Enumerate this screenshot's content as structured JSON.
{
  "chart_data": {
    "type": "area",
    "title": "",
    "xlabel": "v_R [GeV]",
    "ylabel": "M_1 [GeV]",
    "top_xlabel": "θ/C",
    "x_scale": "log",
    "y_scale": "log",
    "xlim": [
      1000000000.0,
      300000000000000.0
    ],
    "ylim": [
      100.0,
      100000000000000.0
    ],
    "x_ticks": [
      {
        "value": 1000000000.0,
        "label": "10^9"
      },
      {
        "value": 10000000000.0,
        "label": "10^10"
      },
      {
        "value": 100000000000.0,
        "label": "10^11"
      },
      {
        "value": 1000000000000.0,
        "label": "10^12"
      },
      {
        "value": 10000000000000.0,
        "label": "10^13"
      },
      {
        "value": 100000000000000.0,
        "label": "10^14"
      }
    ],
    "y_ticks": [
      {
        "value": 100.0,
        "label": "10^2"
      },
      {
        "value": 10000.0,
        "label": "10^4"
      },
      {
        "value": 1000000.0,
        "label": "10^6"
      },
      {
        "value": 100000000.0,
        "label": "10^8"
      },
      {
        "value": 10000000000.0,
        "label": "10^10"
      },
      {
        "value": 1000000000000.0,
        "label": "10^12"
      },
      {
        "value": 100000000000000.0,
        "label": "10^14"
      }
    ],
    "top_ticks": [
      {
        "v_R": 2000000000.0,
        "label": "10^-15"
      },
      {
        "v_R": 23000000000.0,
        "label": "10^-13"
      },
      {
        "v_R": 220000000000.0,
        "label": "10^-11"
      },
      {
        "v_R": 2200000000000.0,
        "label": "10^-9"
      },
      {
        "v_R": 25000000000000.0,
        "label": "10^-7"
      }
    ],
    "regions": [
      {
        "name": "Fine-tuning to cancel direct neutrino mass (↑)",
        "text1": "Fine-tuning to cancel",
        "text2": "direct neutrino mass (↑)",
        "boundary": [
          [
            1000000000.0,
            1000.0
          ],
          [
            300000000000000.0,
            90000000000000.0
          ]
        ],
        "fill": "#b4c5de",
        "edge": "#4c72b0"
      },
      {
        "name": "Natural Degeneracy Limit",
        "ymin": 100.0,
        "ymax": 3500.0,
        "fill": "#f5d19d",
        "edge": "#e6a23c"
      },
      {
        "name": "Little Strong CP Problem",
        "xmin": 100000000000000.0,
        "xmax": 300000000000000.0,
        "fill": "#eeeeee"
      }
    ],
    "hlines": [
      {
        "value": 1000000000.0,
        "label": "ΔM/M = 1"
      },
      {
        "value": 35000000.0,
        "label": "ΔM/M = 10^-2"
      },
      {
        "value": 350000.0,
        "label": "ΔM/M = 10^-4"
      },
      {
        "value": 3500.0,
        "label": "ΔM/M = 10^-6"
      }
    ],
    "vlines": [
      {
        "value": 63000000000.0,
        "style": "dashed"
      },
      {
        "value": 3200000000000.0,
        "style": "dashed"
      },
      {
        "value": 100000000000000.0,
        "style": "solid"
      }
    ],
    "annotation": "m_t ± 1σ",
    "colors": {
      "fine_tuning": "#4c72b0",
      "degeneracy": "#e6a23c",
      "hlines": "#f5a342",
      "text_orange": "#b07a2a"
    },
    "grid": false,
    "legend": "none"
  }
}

- [Exercise]
Of the lines above, copy each that contains "cancel".

- [Result of this task]
        "name": "Fine-tuning to cancel direct neutrino mass (↑)",
        "text1": "Fine-tuning to cancel",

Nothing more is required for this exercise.